Copy every line in which the string "liste" occurs.
******
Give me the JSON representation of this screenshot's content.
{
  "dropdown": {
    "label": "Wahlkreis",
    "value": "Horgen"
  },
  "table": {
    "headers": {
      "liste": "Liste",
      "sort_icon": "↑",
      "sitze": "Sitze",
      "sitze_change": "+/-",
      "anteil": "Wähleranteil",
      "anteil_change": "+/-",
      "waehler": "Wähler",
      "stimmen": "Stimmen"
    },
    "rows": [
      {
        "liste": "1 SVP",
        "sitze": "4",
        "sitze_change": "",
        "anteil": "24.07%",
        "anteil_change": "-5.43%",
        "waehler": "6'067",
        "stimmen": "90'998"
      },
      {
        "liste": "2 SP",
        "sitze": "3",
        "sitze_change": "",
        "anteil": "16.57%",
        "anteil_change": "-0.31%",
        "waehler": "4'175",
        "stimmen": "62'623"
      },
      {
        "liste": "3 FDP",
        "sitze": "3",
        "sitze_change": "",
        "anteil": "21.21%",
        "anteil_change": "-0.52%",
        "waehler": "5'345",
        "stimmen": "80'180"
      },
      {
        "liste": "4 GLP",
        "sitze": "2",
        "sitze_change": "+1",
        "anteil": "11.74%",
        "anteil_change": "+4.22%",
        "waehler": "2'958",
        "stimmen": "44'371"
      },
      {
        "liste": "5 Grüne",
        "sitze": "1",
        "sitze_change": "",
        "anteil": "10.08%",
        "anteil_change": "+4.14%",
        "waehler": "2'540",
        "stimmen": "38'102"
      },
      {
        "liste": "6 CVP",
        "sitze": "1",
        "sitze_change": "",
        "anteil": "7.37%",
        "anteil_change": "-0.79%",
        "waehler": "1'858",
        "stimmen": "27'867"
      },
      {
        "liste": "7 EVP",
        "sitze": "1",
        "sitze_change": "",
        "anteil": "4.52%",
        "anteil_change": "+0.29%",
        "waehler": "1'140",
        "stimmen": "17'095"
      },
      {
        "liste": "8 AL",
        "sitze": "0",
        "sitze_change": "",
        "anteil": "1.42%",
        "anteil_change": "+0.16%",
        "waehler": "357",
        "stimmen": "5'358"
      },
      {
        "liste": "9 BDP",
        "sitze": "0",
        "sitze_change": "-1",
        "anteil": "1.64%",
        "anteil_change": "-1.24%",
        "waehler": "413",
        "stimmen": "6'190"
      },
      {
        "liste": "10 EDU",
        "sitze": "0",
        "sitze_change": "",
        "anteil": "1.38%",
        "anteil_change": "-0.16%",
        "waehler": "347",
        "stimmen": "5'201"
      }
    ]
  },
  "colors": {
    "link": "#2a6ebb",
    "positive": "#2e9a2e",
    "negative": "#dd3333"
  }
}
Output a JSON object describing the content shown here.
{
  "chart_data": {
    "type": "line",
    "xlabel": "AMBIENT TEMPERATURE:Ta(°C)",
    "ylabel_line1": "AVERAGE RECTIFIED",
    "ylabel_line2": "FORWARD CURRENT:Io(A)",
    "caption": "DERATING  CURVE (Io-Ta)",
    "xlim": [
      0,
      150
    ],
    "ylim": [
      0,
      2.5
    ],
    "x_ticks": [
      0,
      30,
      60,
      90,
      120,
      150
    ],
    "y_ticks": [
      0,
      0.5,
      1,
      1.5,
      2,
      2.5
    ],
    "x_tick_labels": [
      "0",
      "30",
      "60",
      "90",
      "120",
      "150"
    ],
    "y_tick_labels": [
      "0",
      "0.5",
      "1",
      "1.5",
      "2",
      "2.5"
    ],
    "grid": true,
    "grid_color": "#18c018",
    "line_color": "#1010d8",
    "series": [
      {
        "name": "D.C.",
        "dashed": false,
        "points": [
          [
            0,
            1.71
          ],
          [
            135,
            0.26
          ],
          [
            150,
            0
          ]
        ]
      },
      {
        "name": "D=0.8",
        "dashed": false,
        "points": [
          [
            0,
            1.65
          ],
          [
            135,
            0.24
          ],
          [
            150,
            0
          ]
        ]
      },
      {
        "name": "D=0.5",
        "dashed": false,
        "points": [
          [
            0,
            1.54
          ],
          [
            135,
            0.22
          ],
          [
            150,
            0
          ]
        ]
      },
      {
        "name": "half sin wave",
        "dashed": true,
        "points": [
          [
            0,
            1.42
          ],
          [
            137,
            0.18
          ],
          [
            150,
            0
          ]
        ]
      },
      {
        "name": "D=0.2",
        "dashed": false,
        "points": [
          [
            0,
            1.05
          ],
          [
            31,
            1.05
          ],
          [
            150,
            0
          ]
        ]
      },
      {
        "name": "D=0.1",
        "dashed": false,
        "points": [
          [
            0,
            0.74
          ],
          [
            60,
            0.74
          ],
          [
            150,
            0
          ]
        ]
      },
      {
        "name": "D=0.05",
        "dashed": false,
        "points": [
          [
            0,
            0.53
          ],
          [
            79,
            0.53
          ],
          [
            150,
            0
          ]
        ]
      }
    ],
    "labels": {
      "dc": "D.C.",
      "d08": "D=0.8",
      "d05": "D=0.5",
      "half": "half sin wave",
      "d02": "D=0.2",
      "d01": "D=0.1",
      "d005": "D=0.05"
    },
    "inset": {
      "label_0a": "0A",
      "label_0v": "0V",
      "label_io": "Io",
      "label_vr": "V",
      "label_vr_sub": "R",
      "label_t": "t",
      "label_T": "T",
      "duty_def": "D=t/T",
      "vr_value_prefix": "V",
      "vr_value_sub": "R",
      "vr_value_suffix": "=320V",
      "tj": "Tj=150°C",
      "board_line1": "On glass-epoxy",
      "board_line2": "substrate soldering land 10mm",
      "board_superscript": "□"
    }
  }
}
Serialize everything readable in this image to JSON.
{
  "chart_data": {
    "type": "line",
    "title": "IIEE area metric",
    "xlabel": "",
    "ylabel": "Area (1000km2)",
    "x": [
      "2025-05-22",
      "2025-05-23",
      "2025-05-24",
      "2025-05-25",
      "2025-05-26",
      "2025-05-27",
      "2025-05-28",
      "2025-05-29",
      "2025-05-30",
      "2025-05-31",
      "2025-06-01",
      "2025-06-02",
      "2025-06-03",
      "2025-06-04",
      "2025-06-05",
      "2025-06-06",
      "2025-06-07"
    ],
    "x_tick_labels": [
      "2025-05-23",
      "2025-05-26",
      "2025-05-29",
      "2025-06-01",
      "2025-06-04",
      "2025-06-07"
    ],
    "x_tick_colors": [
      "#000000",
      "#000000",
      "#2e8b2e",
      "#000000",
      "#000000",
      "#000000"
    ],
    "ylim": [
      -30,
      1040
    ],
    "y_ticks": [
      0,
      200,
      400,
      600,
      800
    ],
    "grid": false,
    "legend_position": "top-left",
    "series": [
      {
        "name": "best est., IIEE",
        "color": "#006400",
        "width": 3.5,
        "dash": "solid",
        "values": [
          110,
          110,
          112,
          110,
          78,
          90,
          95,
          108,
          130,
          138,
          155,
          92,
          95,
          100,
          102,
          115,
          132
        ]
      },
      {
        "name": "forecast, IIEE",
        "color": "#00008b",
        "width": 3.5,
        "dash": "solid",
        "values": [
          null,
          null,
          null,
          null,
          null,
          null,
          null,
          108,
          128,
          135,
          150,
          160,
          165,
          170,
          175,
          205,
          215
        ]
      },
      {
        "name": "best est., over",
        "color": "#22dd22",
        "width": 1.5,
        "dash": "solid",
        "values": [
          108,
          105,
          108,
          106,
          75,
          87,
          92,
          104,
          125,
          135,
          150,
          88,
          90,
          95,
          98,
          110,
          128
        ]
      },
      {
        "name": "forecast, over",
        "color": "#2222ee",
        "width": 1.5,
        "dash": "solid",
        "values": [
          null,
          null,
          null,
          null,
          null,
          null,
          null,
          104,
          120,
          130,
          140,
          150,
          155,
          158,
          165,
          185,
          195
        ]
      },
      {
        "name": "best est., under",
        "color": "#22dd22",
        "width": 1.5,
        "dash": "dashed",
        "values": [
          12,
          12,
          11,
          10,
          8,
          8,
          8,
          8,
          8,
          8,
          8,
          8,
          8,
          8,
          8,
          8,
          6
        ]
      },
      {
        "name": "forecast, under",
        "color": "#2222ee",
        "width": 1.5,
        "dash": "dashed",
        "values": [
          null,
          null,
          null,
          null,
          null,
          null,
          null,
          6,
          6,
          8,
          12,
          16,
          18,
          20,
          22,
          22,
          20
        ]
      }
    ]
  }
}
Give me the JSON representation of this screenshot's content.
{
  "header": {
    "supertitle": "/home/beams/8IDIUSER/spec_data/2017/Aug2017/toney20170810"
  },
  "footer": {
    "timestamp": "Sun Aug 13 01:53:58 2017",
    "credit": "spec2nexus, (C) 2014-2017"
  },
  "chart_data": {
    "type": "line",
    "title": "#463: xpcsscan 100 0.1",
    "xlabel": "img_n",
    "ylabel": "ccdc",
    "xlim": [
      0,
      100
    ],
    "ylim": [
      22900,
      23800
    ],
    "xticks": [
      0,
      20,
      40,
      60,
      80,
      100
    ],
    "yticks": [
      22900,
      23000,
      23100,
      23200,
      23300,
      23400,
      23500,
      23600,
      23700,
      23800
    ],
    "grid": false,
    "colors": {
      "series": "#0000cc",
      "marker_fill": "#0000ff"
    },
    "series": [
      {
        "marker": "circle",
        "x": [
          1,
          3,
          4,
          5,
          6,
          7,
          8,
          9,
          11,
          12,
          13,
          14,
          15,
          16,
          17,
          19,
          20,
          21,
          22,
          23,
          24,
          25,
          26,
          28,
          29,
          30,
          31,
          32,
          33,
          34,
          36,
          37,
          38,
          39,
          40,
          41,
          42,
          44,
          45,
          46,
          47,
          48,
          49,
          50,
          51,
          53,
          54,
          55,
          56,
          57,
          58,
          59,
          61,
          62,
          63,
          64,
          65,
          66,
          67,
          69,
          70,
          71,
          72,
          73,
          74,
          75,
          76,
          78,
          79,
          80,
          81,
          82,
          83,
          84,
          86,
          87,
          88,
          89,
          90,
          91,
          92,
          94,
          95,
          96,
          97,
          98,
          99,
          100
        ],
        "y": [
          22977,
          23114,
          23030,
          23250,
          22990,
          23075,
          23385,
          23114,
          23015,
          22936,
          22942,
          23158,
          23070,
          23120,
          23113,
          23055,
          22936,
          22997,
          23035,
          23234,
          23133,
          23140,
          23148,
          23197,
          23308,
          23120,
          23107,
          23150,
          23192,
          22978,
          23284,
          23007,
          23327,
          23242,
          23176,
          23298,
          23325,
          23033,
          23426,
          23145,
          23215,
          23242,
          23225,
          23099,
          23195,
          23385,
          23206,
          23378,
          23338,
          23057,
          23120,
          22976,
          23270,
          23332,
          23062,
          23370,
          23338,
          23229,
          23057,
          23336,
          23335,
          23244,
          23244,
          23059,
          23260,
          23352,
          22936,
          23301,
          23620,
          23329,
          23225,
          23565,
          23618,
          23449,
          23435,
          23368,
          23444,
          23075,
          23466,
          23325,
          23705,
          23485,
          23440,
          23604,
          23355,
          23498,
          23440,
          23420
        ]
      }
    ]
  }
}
******
Correct result
      "liste": "Liste",
        "liste": "1 SVP",
        "liste": "2 SP",
        "liste": "3 FDP",
        "liste": "4 GLP",
        "liste": "5 Grüne",
        "liste": "6 CVP",
        "liste": "7 EVP",
        "liste": "8 AL",
        "liste": "9 BDP",
        "liste": "10 EDU",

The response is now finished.